**Work to be completed:** Print out the entries below with no edits.

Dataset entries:

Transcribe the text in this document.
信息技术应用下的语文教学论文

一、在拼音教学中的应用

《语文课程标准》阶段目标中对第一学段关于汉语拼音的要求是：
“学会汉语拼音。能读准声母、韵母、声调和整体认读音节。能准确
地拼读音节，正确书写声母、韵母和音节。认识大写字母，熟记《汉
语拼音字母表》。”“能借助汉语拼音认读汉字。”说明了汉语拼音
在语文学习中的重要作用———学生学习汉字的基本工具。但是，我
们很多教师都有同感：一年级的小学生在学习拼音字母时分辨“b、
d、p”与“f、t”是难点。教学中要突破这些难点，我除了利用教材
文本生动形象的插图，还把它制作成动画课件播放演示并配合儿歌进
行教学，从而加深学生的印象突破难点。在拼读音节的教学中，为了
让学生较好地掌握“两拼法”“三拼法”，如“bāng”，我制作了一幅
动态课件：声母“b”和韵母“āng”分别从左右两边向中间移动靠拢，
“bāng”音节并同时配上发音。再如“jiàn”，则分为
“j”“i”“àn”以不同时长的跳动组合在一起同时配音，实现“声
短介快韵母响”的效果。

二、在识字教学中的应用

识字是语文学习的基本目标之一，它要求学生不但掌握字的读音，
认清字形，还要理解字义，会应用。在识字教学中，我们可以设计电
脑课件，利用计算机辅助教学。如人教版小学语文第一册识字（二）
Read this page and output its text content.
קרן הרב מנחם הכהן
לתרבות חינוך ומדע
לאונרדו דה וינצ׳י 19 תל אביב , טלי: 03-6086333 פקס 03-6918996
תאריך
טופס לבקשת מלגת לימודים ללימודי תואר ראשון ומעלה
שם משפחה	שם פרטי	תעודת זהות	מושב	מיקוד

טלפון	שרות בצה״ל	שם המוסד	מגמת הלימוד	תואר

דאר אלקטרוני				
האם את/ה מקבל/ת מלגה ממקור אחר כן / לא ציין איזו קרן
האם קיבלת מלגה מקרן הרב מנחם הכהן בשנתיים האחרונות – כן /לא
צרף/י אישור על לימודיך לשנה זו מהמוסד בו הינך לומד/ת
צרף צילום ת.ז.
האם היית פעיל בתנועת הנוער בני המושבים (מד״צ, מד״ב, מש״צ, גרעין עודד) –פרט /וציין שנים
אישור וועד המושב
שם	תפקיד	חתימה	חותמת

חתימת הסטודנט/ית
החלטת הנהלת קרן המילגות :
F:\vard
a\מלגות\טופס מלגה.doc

**Answer to this task:**
Transcribe the text in this document.
信息技术应用下的语文教学论文

一、在拼音教学中的应用

《语文课程标准》阶段目标中对第一学段关于汉语拼音的要求是：
“学会汉语拼音。能读准声母、韵母、声调和整体认读音节。能准确
地拼读音节，正确书写声母、韵母和音节。认识大写字母，熟记《汉
语拼音字母表》。”“能借助汉语拼音认读汉字。”说明了汉语拼音
在语文学习中的重要作用———学生学习汉字的基本工具。但是，我
们很多教师都有同感：一年级的小学生在学习拼音字母时分辨“b、
d、p”与“f、t”是难点。教学中要突破这些难点，我除了利用教材
文本生动形象的插图，还把它制作成动画课件播放演示并配合儿歌进
行教学，从而加深学生的印象突破难点。在拼读音节的教学中，为了
让学生较好地掌握“两拼法”“三拼法”，如“bāng”，我制作了一幅
动态课件：声母“b”和韵母“āng”分别从左右两边向中间移动靠拢，
“bāng”音节并同时配上发音。再如“jiàn”，则分为
“j”“i”“àn”以不同时长的跳动组合在一起同时配音，实现“声
短介快韵母响”的效果。

二、在识字教学中的应用

识字是语文学习的基本目标之一，它要求学生不但掌握字的读音，
认清字形，还要理解字义，会应用。在识字教学中，我们可以设计电
脑课件，利用计算机辅助教学。如人教版小学语文第一册识字（二）
Read this page and output its text content.
קרן הרב מנחם הכהן
לתרבות חינוך ומדע
לאונרדו דה וינצ׳י 19 תל אביב , טלי: 03-6086333 פקס 03-6918996
תאריך
טופס לבקשת מלגת לימודים ללימודי תואר ראשון ומעלה
שם משפחה	שם פרטי	תעודת זהות	מושב	מיקוד

טלפון	שרות בצה״ל	שם המוסד	מגמת הלימוד	תואר

דאר אלקטרוני				
האם את/ה מקבל/ת מלגה ממקור אחר כן / לא ציין איזו קרן
האם קיבלת מלגה מקרן הרב מנחם הכהן בשנתיים האחרונות – כן /לא
צרף/י אישור על לימודיך לשנה זו מהמוסד בו הינך לומד/ת
צרף צילום ת.ז.
האם היית פעיל בתנועת הנוער בני המושבים (מד״צ, מד״ב, מש״צ, גרעין עודד) –פרט /וציין שנים
אישור וועד המושב
שם	תפקיד	חתימה	חותמת

חתימת הסטודנט/ית
החלטת הנהלת קרן המילגות :
F:\vard
a\מלגות\טופס מלגה.doc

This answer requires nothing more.